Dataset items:
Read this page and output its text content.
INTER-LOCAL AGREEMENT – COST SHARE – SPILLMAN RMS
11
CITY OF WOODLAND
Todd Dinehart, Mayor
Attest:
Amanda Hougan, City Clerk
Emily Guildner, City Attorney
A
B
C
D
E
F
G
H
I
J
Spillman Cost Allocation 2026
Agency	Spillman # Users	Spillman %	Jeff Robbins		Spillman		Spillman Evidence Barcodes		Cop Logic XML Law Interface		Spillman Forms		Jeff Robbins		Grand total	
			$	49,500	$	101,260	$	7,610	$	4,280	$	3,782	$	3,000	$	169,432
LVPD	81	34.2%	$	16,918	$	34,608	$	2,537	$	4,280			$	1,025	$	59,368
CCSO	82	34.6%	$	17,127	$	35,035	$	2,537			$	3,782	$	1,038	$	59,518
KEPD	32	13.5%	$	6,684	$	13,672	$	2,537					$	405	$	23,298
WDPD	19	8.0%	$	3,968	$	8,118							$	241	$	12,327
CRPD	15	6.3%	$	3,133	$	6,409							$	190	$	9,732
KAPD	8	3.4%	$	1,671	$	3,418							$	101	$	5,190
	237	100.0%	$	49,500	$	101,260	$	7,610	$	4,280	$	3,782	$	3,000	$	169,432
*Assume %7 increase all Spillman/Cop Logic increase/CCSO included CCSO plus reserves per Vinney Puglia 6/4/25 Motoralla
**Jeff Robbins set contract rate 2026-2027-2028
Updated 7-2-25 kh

What to work on: Reproduce every record above exactly as it appears.

Exercise solution:
Read this page and output its text content.
INTER-LOCAL AGREEMENT – COST SHARE – SPILLMAN RMS
11
CITY OF WOODLAND
Todd Dinehart, Mayor
Attest:
Amanda Hougan, City Clerk
Emily Guildner, City Attorney
A
B
C
D
E
F
G
H
I
J
Spillman Cost Allocation 2026
Agency	Spillman # Users	Spillman %	Jeff Robbins		Spillman		Spillman Evidence Barcodes		Cop Logic XML Law Interface		Spillman Forms		Jeff Robbins		Grand total	
			$	49,500	$	101,260	$	7,610	$	4,280	$	3,782	$	3,000	$	169,432
LVPD	81	34.2%	$	16,918	$	34,608	$	2,537	$	4,280			$	1,025	$	59,368
CCSO	82	34.6%	$	17,127	$	35,035	$	2,537			$	3,782	$	1,038	$	59,518
KEPD	32	13.5%	$	6,684	$	13,672	$	2,537					$	405	$	23,298
WDPD	19	8.0%	$	3,968	$	8,118							$	241	$	12,327
CRPD	15	6.3%	$	3,133	$	6,409							$	190	$	9,732
KAPD	8	3.4%	$	1,671	$	3,418							$	101	$	5,190
	237	100.0%	$	49,500	$	101,260	$	7,610	$	4,280	$	3,782	$	3,000	$	169,432
*Assume %7 increase all Spillman/Cop Logic increase/CCSO included CCSO plus reserves per Vinney Puglia 6/4/25 Motoralla
**Jeff Robbins set contract rate 2026-2027-2028
Updated 7-2-25 kh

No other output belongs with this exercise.